**GIVEN PROBLEM**: Work through the material below and count the lines holding the word "this"; give that count and nothing more.
* START DATASET ENTRIES *
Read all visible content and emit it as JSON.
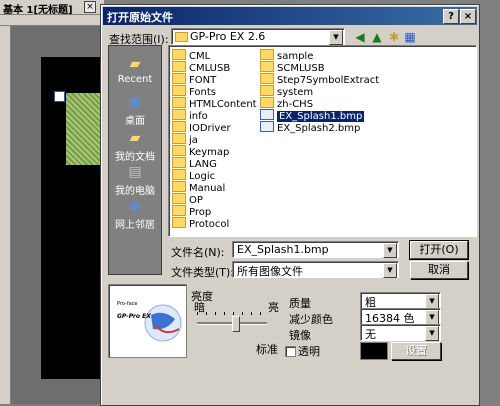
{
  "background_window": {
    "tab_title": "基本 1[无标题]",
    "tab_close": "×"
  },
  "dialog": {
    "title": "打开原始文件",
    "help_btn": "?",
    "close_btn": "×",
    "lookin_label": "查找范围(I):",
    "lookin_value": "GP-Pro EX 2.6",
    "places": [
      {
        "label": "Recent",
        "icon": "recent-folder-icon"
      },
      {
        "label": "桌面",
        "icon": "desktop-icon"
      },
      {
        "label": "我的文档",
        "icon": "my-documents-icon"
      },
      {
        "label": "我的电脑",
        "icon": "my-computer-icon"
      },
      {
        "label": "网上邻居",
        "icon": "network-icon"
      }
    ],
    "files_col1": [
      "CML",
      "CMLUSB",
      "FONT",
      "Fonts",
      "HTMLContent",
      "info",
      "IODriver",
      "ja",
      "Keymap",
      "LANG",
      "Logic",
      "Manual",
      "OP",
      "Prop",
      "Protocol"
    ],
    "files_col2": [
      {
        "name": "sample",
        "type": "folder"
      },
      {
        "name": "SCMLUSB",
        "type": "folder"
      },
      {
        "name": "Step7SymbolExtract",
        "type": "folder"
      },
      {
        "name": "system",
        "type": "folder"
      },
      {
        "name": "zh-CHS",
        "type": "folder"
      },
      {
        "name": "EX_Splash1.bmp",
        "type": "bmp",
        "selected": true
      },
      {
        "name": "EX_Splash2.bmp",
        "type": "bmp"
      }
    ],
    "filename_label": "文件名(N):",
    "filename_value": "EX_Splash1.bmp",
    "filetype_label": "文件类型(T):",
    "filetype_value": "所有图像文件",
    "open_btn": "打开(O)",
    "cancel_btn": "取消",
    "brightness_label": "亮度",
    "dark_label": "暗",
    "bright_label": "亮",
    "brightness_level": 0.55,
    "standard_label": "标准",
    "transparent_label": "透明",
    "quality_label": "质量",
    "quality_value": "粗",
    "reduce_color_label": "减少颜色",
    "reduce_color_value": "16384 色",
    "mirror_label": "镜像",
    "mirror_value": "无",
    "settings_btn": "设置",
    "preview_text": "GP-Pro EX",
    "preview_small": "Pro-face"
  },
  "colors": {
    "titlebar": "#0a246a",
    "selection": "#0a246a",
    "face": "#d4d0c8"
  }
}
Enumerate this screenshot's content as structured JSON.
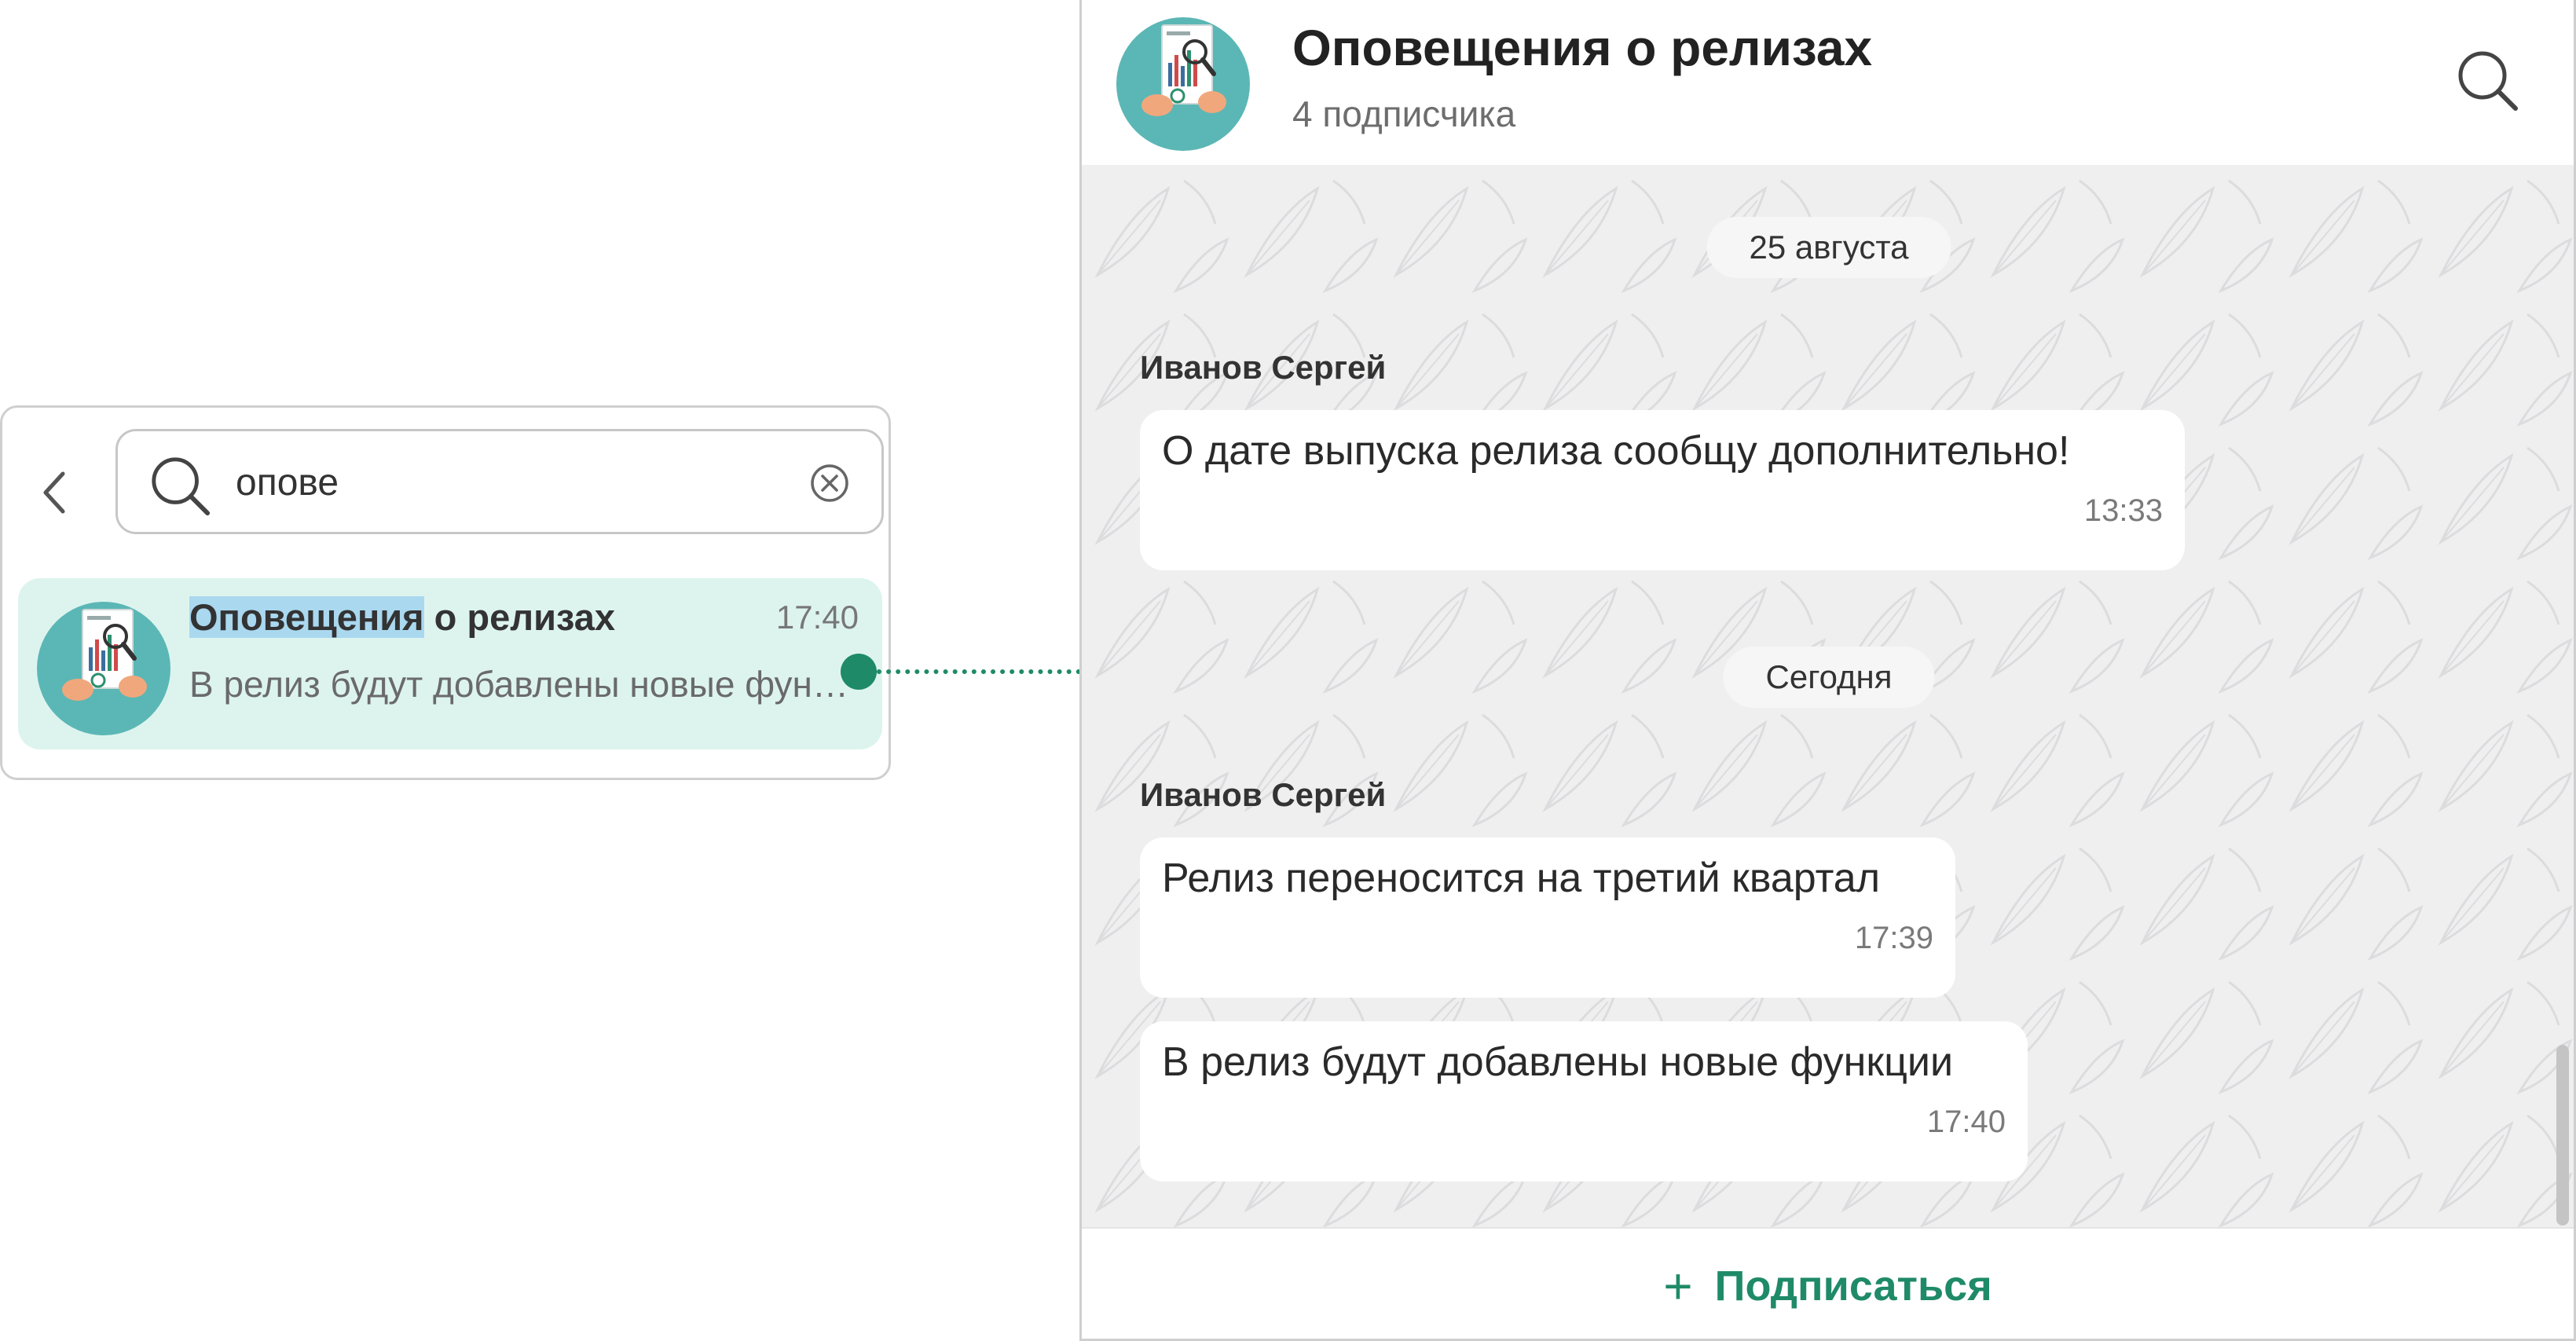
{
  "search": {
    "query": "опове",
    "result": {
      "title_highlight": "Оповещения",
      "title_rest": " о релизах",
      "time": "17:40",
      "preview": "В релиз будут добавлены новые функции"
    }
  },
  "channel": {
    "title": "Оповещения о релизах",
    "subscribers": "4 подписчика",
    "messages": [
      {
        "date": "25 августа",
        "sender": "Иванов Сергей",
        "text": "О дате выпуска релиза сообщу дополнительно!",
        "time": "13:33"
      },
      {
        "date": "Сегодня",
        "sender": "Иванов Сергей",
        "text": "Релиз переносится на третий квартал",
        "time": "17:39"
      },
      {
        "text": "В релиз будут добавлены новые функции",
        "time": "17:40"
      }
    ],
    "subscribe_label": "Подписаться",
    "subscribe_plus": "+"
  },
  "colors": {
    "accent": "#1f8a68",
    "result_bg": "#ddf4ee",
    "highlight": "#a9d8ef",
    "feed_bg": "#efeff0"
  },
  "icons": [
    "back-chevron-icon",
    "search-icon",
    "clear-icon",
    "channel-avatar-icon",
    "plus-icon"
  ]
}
* END DATASET ENTRIES *
* START DATASET ENTRIES *
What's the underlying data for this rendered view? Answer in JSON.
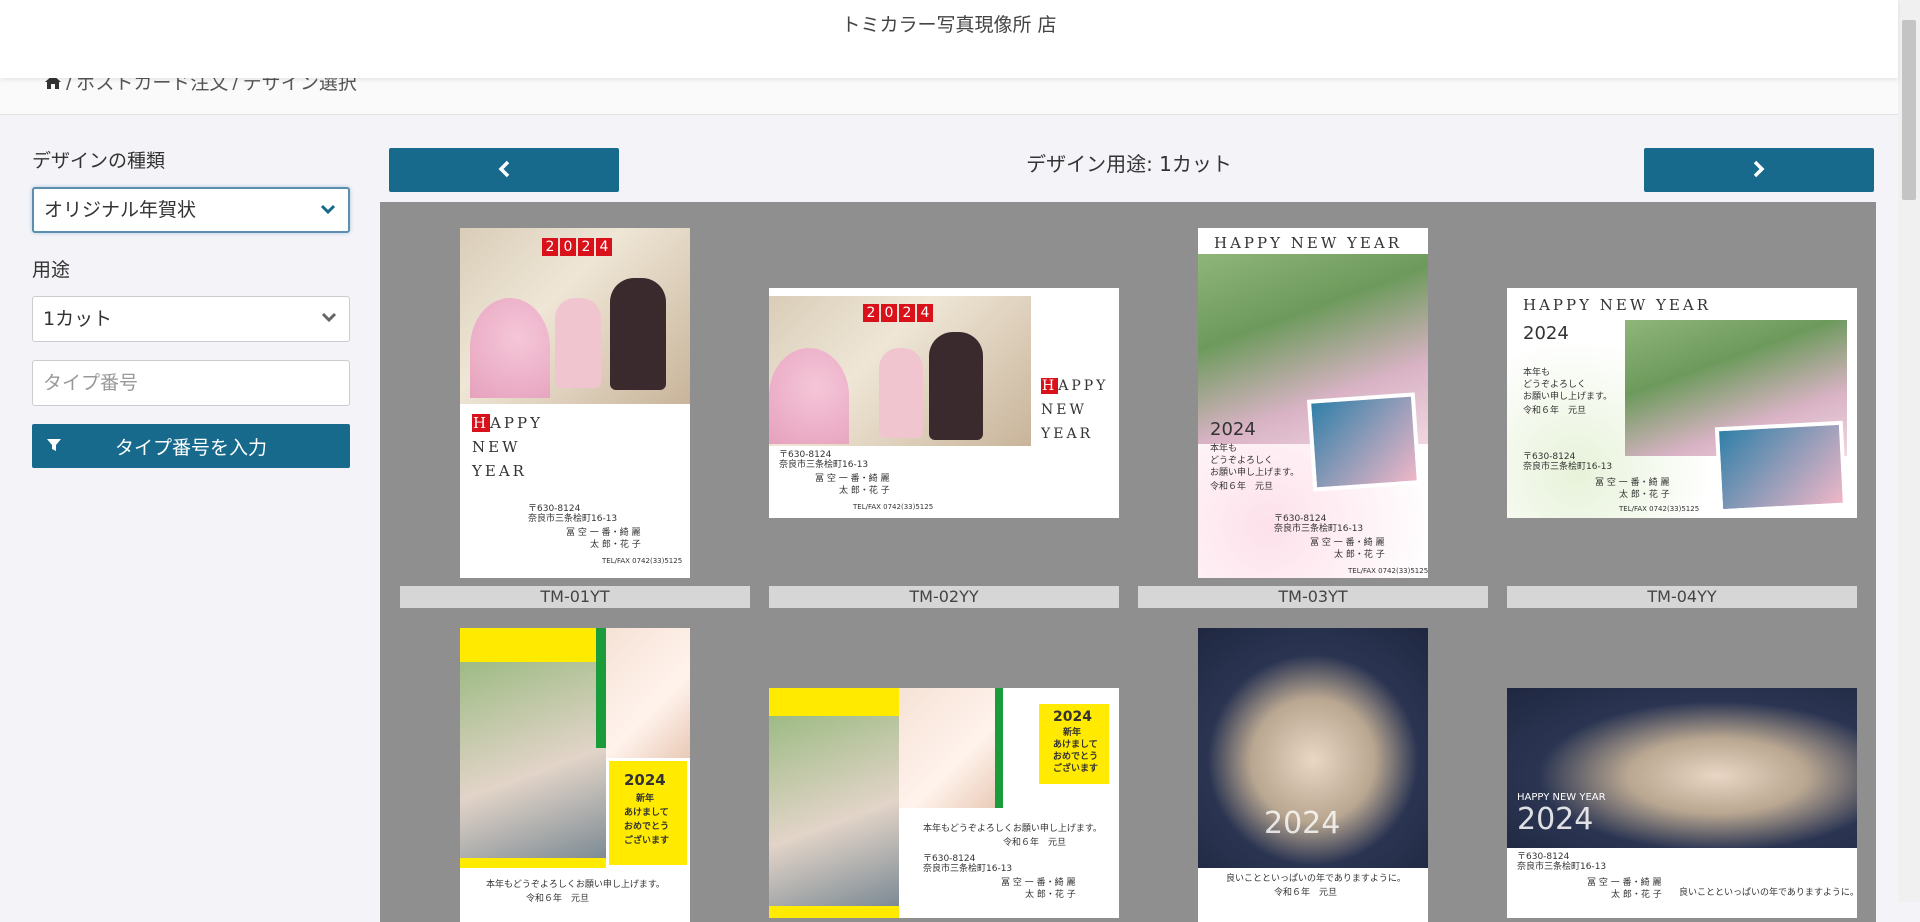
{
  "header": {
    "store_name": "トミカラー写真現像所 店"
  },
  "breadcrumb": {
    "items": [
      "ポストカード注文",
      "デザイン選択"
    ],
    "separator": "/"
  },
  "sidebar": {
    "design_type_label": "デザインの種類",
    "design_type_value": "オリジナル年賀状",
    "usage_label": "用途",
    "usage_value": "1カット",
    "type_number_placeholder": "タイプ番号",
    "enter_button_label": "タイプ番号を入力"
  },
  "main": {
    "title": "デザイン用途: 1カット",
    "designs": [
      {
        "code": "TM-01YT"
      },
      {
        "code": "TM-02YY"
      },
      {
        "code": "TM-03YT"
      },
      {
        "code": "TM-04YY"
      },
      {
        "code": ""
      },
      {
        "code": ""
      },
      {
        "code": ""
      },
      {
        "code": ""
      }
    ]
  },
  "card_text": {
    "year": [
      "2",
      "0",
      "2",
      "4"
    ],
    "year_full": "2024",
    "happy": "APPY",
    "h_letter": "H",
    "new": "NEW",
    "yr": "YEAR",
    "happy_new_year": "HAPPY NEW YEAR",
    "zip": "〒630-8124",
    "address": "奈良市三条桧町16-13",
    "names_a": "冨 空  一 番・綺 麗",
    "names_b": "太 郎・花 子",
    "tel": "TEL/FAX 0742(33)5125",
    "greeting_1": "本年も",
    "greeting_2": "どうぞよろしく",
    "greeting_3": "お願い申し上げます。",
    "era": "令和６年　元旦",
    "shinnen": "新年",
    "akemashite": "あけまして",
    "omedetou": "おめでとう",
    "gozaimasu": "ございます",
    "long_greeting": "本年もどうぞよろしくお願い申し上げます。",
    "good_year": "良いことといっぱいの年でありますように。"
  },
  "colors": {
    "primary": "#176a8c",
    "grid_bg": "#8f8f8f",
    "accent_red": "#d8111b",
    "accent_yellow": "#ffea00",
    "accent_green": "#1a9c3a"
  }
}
* END DATASET ENTRIES *
**TASK ANSWER**: 2